(Data records)
|---|

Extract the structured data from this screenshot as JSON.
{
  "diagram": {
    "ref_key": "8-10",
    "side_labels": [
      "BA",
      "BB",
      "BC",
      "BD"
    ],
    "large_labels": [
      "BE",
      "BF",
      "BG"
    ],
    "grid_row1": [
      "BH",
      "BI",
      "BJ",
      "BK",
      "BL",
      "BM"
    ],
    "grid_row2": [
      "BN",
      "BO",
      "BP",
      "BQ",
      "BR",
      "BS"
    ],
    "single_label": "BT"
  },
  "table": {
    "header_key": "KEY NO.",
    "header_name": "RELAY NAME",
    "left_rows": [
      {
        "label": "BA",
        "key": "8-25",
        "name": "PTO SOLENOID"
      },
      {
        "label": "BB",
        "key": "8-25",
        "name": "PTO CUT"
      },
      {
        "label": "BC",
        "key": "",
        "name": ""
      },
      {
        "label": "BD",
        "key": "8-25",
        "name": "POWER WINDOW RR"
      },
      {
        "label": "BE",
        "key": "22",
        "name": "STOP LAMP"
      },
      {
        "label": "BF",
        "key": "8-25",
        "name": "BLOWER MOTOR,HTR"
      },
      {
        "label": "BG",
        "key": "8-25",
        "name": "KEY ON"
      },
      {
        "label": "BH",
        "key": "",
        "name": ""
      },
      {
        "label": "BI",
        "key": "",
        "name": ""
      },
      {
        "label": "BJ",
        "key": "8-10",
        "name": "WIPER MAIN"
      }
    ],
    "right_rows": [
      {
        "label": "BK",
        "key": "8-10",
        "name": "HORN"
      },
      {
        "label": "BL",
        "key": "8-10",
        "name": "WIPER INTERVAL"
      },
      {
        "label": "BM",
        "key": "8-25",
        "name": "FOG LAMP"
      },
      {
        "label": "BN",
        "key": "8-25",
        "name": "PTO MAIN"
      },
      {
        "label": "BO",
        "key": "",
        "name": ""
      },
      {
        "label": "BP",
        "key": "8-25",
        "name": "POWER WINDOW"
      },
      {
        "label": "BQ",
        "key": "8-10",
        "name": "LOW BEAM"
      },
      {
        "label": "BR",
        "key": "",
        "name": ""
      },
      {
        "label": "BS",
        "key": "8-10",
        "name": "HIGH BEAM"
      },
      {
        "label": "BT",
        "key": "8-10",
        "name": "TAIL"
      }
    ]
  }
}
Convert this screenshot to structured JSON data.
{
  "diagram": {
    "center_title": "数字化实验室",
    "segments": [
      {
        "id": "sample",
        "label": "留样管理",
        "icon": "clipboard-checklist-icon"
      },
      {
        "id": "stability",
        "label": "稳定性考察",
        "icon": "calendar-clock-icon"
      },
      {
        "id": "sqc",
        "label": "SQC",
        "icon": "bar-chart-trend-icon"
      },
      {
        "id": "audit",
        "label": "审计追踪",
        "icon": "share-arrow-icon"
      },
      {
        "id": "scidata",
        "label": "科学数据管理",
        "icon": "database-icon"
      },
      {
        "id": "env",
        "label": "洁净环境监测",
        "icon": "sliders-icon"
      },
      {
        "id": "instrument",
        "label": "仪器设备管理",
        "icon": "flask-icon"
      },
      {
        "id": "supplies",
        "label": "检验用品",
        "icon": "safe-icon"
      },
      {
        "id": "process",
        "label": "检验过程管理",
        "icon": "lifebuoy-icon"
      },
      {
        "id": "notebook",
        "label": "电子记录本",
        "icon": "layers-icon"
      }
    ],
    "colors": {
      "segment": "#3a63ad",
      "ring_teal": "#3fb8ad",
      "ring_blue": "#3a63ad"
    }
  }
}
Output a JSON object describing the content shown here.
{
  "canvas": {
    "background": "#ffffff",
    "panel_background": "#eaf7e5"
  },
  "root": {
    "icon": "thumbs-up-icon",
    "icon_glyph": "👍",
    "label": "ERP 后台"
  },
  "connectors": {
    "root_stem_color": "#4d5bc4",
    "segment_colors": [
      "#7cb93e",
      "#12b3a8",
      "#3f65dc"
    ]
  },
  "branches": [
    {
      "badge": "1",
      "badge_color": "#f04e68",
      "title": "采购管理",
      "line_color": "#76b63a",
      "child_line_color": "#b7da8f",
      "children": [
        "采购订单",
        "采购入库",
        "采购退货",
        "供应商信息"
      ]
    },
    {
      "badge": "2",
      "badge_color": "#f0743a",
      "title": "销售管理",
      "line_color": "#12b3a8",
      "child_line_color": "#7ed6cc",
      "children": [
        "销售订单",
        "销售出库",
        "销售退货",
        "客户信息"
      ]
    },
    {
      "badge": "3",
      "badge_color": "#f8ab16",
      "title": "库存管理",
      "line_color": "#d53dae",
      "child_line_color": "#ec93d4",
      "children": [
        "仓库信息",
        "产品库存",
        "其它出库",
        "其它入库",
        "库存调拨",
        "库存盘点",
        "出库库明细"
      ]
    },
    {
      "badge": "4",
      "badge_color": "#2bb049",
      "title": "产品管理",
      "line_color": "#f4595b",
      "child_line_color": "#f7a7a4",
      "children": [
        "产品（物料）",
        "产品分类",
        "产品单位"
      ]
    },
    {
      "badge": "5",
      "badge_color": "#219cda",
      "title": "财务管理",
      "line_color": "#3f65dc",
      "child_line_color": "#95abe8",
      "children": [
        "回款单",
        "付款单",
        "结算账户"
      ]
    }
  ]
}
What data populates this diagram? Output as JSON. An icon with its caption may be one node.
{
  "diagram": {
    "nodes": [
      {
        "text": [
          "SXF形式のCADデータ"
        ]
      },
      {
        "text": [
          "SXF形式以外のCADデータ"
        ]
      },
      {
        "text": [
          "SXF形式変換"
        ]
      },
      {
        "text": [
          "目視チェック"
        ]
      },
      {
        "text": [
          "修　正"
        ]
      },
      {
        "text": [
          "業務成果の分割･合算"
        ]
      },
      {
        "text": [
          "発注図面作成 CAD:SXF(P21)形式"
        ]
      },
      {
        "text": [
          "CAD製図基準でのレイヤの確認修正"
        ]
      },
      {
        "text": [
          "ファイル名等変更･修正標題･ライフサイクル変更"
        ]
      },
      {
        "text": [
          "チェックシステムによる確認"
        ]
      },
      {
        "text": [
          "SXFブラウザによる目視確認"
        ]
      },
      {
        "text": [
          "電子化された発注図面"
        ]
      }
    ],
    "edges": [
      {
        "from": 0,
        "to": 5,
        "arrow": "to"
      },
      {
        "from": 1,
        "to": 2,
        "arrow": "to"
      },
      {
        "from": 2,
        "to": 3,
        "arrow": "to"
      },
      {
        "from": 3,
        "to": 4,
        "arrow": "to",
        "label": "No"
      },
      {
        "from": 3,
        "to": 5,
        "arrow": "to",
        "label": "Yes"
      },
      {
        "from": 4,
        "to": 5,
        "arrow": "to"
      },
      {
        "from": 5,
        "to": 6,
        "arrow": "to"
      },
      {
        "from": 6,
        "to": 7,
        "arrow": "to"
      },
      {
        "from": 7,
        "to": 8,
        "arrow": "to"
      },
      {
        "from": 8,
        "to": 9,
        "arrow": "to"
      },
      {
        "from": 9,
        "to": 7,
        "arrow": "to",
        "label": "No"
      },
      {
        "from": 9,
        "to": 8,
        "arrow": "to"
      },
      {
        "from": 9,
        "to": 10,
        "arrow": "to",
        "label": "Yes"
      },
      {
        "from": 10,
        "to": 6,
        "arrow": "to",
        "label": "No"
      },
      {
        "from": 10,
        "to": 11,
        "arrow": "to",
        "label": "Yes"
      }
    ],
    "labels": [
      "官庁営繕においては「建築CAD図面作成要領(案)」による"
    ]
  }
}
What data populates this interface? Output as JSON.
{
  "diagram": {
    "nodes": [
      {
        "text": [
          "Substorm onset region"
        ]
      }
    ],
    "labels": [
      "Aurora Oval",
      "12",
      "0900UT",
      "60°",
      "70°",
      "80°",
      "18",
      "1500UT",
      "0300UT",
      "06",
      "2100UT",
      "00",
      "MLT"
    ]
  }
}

|---|

▶ **WRITTEN TASK**:
Lines that hold the word "WIPER" are the ones to return, every one of them.

▶ **OUTPUT OF THE EXERCISE**:
        "name": "WIPER MAIN"
        "name": "WIPER INTERVAL"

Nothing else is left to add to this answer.